Using the listing below, copy every line that mentions "白头当年".

--------

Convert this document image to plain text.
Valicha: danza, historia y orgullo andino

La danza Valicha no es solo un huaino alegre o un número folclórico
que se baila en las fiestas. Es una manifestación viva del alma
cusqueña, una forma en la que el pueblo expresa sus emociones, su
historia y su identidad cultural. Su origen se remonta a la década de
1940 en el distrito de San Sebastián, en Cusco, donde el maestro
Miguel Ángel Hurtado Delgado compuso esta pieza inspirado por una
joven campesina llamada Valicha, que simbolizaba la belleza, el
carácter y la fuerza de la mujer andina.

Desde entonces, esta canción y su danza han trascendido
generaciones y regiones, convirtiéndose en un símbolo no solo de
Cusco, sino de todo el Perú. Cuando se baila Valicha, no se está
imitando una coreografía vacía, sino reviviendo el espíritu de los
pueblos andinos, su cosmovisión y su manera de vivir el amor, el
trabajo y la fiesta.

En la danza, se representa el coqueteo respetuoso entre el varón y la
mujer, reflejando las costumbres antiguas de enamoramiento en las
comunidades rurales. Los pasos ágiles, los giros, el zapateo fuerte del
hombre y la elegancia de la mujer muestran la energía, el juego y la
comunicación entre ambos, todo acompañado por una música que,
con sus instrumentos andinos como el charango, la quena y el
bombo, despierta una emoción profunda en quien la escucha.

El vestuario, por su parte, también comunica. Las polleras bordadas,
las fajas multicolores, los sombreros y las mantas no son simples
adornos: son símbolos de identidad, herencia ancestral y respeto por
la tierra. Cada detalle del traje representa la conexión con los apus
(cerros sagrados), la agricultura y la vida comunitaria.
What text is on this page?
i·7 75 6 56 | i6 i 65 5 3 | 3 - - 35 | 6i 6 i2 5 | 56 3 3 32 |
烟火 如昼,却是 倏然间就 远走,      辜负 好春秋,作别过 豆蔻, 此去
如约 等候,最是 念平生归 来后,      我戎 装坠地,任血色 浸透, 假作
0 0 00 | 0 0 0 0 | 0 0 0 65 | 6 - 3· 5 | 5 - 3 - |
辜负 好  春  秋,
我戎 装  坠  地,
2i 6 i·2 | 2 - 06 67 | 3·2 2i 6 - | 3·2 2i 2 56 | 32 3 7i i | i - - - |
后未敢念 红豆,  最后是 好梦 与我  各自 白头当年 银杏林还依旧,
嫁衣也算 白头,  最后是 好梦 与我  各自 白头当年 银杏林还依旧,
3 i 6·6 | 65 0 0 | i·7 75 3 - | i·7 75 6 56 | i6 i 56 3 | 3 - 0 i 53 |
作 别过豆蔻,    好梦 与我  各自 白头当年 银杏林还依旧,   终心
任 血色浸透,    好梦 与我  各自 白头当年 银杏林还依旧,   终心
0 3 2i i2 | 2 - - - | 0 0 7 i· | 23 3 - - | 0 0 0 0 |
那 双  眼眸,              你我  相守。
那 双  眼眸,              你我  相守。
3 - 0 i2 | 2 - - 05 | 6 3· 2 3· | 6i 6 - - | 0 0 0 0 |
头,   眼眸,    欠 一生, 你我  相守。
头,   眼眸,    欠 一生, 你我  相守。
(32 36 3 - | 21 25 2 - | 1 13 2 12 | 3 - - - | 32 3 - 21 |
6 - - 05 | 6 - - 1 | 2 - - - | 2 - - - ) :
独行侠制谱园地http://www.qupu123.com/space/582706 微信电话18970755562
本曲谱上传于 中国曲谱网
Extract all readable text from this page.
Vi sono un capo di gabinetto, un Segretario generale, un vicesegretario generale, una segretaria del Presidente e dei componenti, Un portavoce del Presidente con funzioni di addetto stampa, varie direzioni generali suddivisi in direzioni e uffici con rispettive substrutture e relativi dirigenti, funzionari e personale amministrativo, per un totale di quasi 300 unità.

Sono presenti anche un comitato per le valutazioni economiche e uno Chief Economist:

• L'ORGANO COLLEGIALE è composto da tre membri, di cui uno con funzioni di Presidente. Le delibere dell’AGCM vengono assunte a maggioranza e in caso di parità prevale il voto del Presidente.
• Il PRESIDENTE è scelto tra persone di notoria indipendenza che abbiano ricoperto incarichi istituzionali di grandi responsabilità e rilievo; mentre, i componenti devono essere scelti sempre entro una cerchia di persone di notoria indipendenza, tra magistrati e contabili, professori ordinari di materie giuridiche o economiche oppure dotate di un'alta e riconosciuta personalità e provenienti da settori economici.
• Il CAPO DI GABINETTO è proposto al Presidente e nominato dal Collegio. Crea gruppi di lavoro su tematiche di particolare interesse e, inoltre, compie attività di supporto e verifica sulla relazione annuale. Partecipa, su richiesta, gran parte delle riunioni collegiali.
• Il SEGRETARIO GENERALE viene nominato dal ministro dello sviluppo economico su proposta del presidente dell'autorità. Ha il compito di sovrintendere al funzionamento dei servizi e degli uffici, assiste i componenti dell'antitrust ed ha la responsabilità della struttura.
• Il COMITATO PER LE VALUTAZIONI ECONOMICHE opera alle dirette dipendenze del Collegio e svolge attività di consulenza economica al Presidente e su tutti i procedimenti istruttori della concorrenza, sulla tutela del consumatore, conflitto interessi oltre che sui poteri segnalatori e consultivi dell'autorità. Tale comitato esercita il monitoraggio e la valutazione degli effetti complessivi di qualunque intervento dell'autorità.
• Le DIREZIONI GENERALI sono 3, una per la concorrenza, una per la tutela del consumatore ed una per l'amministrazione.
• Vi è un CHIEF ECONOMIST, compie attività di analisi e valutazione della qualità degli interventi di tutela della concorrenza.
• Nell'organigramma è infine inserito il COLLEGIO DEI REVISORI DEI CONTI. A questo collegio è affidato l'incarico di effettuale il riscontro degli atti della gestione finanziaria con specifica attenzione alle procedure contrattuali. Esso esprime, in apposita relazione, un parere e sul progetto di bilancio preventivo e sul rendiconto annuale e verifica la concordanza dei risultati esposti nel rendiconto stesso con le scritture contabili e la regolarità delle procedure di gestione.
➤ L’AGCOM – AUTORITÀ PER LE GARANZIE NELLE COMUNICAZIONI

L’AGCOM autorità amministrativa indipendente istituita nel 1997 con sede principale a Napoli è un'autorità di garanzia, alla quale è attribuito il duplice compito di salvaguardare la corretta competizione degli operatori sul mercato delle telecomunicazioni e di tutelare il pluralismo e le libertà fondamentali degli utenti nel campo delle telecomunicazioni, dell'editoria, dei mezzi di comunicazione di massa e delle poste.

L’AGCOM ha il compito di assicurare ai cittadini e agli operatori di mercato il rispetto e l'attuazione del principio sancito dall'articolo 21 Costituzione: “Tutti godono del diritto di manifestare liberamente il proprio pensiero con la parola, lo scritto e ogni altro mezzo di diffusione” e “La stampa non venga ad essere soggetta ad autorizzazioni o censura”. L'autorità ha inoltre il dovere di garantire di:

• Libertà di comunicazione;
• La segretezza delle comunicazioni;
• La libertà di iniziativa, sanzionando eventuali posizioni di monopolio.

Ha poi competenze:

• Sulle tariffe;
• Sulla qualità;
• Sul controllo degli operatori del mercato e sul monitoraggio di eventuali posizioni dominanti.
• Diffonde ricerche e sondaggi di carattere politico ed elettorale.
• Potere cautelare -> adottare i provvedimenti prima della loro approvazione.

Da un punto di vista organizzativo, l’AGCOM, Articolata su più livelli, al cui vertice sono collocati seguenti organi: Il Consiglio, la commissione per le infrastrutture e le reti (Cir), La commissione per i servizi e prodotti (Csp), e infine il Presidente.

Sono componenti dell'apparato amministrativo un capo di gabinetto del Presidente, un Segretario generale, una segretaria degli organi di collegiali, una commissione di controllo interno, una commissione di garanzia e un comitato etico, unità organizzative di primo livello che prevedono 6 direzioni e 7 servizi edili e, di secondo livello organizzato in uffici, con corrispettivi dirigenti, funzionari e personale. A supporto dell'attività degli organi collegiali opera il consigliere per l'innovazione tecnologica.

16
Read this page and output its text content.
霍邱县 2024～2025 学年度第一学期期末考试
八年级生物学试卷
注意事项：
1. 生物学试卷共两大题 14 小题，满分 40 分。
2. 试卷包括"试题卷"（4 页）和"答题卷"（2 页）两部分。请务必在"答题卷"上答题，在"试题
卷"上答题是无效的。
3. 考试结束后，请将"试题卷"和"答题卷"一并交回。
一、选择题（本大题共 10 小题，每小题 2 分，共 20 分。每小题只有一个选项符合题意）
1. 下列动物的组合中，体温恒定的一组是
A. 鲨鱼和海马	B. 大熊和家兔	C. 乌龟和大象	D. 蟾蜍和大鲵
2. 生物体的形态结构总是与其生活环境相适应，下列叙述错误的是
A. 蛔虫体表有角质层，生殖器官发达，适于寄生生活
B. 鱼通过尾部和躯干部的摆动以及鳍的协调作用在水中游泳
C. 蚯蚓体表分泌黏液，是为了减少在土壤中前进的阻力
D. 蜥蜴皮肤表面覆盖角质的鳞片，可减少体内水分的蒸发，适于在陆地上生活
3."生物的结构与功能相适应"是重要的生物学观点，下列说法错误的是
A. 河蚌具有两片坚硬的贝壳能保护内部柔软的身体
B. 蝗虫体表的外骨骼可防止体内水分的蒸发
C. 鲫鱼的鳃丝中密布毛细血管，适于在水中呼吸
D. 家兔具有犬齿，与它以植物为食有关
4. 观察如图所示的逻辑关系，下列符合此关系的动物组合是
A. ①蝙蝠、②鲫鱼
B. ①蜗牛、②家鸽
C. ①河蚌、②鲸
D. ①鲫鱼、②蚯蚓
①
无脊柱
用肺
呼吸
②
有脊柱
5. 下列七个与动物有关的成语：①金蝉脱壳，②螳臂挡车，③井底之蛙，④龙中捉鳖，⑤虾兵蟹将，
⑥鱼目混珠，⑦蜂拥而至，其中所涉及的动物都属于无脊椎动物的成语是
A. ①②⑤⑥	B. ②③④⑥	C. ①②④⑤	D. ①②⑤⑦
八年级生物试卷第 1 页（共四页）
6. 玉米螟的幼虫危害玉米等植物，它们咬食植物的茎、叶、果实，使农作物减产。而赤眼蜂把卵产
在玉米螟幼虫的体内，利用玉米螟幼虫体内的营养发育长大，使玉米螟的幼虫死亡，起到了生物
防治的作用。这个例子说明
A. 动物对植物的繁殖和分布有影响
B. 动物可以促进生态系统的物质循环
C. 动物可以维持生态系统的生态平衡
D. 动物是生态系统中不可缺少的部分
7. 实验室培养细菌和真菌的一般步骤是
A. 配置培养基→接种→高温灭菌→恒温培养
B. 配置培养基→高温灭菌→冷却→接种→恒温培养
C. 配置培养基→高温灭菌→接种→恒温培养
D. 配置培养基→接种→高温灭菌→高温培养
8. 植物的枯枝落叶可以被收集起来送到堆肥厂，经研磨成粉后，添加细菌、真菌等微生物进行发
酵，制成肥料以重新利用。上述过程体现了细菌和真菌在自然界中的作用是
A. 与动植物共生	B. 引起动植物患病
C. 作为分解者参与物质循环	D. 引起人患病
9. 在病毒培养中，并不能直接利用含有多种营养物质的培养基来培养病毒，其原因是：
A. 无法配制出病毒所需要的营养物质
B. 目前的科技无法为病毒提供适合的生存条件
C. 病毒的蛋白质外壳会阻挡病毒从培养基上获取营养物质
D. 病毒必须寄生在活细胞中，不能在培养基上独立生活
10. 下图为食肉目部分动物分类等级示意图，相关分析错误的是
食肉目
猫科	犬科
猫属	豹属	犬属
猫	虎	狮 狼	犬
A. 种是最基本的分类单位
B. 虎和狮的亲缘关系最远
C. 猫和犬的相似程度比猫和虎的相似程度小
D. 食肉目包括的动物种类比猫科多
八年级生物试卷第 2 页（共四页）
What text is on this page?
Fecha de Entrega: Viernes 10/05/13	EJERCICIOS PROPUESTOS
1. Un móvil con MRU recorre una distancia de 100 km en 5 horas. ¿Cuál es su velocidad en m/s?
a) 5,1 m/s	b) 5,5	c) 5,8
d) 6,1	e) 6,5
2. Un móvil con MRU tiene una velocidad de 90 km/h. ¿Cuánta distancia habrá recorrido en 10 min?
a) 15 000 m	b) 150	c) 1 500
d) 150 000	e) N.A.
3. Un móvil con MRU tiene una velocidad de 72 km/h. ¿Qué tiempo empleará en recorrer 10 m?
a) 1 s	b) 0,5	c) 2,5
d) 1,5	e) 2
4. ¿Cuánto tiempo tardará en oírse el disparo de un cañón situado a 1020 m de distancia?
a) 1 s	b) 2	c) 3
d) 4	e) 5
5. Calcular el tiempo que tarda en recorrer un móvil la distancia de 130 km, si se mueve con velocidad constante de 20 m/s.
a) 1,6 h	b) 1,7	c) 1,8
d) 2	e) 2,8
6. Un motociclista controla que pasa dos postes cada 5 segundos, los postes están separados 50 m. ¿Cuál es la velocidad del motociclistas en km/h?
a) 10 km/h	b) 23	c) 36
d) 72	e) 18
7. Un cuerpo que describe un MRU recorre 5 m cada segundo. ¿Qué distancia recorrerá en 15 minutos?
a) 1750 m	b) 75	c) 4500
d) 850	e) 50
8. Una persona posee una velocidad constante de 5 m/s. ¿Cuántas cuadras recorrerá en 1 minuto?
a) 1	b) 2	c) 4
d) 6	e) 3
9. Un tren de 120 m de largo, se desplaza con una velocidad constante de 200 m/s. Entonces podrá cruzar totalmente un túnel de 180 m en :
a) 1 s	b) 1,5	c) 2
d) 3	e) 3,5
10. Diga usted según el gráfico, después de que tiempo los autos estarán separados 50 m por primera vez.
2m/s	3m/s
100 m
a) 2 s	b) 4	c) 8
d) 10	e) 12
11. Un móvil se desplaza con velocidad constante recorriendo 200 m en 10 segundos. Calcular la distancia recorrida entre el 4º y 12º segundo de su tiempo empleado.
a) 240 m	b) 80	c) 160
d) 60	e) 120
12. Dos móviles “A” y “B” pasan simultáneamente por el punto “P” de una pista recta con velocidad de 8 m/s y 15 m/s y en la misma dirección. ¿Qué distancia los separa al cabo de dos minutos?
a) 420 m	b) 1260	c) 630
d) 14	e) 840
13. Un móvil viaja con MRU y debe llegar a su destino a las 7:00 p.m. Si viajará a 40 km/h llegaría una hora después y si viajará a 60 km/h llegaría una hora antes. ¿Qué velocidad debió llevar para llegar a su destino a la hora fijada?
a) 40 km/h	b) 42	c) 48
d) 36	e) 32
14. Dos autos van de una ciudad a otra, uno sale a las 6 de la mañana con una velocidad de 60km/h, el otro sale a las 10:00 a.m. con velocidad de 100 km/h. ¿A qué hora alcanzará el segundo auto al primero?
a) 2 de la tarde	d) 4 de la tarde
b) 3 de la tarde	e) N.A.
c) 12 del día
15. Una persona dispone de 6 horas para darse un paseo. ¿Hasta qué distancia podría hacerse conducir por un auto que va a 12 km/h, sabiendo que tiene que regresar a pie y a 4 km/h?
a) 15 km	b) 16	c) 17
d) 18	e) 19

--------

**Result of the task**
后未敢念 红豆,  最后是 好梦 与我  各自 白头当年 银杏林还依旧,
嫁衣也算 白头,  最后是 好梦 与我  各自 白头当年 银杏林还依旧,
作 别过豆蔻,    好梦 与我  各自 白头当年 银杏林还依旧,   终心
任 血色浸透,    好梦 与我  各自 白头当年 银杏林还依旧,   终心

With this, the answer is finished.